Dataset excerpt
◆ ◆ ◆ ◆ ◆ ◆ ◆

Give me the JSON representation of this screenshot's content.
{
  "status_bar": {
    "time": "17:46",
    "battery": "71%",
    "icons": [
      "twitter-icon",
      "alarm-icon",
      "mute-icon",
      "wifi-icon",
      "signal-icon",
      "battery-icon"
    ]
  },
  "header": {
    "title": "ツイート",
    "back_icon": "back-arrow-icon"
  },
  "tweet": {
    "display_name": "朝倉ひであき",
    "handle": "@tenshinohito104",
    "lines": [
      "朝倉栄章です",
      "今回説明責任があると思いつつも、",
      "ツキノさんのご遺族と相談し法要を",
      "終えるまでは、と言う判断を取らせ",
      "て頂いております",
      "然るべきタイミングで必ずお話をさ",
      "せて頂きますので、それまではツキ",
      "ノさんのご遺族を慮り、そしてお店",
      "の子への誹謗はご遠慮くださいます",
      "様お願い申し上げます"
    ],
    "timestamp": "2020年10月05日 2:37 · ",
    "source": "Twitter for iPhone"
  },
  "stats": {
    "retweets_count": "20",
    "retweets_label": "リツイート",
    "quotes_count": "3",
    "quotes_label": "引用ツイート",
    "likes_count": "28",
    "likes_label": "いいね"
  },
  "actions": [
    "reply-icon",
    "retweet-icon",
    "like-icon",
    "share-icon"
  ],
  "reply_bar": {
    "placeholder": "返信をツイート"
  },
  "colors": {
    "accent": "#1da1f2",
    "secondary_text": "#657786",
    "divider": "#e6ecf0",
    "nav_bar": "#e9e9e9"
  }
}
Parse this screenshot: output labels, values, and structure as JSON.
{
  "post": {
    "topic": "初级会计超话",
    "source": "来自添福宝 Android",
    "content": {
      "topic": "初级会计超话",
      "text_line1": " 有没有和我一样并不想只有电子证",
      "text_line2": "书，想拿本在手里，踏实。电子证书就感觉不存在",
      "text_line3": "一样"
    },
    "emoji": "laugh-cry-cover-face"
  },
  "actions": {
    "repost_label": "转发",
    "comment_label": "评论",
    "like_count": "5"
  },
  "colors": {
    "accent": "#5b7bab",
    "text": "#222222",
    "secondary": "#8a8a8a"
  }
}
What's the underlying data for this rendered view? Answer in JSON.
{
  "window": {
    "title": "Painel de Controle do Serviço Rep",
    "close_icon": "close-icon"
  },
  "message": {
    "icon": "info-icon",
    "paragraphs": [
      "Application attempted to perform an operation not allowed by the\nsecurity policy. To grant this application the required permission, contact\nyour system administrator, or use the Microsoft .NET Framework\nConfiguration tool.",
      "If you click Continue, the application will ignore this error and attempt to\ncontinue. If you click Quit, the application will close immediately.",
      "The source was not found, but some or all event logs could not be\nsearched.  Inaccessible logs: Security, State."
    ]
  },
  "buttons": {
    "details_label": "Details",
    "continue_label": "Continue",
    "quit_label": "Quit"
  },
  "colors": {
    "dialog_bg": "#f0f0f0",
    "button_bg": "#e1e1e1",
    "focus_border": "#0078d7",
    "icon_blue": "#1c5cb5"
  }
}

◆ ◆ ◆ ◆ ◆ ◆ ◆

Find all lines where the word "Continue" appears. Copy them.

      "If you click Continue, the application will ignore this error and attempt to\ncontinue. If you click Quit, the application will close immediately.",
    "continue_label": "Continue",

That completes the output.